Problem to solve:
Filter this data down to the lines that hold "subtitle", and copy them.

Task material:
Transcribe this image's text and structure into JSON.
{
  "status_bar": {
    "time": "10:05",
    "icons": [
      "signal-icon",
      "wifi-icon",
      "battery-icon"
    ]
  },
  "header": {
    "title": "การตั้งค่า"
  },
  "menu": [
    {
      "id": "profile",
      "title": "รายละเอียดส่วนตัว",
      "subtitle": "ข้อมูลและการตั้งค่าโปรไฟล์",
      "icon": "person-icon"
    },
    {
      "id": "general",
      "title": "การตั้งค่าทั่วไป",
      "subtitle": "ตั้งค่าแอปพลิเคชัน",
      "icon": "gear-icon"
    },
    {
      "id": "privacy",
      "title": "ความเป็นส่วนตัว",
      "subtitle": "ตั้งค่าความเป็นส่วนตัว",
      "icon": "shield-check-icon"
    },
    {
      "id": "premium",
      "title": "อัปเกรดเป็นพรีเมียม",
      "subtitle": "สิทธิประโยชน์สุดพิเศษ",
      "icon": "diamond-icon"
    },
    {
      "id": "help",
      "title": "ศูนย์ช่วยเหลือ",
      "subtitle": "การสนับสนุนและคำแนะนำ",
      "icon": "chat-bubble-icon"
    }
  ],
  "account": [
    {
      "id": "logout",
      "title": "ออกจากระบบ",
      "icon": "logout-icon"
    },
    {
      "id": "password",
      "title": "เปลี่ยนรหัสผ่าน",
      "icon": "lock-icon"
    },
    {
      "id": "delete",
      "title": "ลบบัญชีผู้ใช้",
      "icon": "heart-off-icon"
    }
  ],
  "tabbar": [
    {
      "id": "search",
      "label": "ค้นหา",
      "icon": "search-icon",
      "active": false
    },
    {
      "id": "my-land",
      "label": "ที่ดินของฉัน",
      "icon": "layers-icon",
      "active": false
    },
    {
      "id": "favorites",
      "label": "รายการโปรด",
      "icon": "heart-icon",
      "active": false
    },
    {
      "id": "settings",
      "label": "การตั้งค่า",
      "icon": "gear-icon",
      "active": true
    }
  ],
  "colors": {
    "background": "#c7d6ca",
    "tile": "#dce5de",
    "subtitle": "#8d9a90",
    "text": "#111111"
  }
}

Written answer:
      "subtitle": "ข้อมูลและการตั้งค่าโปรไฟล์",
      "subtitle": "ตั้งค่าแอปพลิเคชัน",
      "subtitle": "ตั้งค่าความเป็นส่วนตัว",
      "subtitle": "สิทธิประโยชน์สุดพิเศษ",
      "subtitle": "การสนับสนุนและคำแนะนำ",
    "subtitle": "#8d9a90",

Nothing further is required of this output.